--- Start ---

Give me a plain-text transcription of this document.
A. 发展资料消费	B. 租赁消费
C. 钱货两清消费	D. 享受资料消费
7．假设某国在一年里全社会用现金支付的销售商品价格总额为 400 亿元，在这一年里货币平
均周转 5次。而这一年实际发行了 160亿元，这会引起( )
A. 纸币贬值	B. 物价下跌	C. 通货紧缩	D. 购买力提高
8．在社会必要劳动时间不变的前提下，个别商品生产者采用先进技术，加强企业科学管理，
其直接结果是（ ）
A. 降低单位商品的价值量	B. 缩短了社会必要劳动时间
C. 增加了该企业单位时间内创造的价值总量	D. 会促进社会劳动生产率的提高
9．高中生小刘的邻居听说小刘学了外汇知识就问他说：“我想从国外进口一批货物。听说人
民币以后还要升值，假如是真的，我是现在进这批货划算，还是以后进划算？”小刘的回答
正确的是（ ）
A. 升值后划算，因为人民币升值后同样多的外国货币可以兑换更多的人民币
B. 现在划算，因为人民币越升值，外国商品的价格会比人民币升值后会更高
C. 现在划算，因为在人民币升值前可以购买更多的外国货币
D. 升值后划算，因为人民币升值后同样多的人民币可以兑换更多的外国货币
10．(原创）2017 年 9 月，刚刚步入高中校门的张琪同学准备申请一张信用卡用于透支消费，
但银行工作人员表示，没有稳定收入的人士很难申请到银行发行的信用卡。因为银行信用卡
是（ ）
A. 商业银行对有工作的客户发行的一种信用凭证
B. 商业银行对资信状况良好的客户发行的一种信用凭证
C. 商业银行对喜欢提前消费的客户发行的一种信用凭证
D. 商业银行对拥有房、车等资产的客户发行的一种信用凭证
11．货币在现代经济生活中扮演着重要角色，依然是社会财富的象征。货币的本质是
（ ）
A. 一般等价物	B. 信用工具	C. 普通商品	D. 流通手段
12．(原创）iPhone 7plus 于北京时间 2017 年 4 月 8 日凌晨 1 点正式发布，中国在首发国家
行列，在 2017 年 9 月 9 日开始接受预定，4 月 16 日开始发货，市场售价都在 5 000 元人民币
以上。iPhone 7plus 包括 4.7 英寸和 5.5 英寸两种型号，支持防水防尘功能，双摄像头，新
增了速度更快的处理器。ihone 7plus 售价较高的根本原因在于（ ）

--- End ---

_GIVEN INSTRUCTION_
Each line of the material should be duplicated exactly, please.

_WRITTEN RESPONSE_
Give me a plain-text transcription of this document.
A. 发展资料消费	B. 租赁消费
C. 钱货两清消费	D. 享受资料消费
7．假设某国在一年里全社会用现金支付的销售商品价格总额为 400 亿元，在这一年里货币平
均周转 5次。而这一年实际发行了 160亿元，这会引起( )
A. 纸币贬值	B. 物价下跌	C. 通货紧缩	D. 购买力提高
8．在社会必要劳动时间不变的前提下，个别商品生产者采用先进技术，加强企业科学管理，
其直接结果是（ ）
A. 降低单位商品的价值量	B. 缩短了社会必要劳动时间
C. 增加了该企业单位时间内创造的价值总量	D. 会促进社会劳动生产率的提高
9．高中生小刘的邻居听说小刘学了外汇知识就问他说：“我想从国外进口一批货物。听说人
民币以后还要升值，假如是真的，我是现在进这批货划算，还是以后进划算？”小刘的回答
正确的是（ ）
A. 升值后划算，因为人民币升值后同样多的外国货币可以兑换更多的人民币
B. 现在划算，因为人民币越升值，外国商品的价格会比人民币升值后会更高
C. 现在划算，因为在人民币升值前可以购买更多的外国货币
D. 升值后划算，因为人民币升值后同样多的人民币可以兑换更多的外国货币
10．(原创）2017 年 9 月，刚刚步入高中校门的张琪同学准备申请一张信用卡用于透支消费，
但银行工作人员表示，没有稳定收入的人士很难申请到银行发行的信用卡。因为银行信用卡
是（ ）
A. 商业银行对有工作的客户发行的一种信用凭证
B. 商业银行对资信状况良好的客户发行的一种信用凭证
C. 商业银行对喜欢提前消费的客户发行的一种信用凭证
D. 商业银行对拥有房、车等资产的客户发行的一种信用凭证
11．货币在现代经济生活中扮演着重要角色，依然是社会财富的象征。货币的本质是
（ ）
A. 一般等价物	B. 信用工具	C. 普通商品	D. 流通手段
12．(原创）iPhone 7plus 于北京时间 2017 年 4 月 8 日凌晨 1 点正式发布，中国在首发国家
行列，在 2017 年 9 月 9 日开始接受预定，4 月 16 日开始发货，市场售价都在 5 000 元人民币
以上。iPhone 7plus 包括 4.7 英寸和 5.5 英寸两种型号，支持防水防尘功能，双摄像头，新
增了速度更快的处理器。ihone 7plus 售价较高的根本原因在于（ ）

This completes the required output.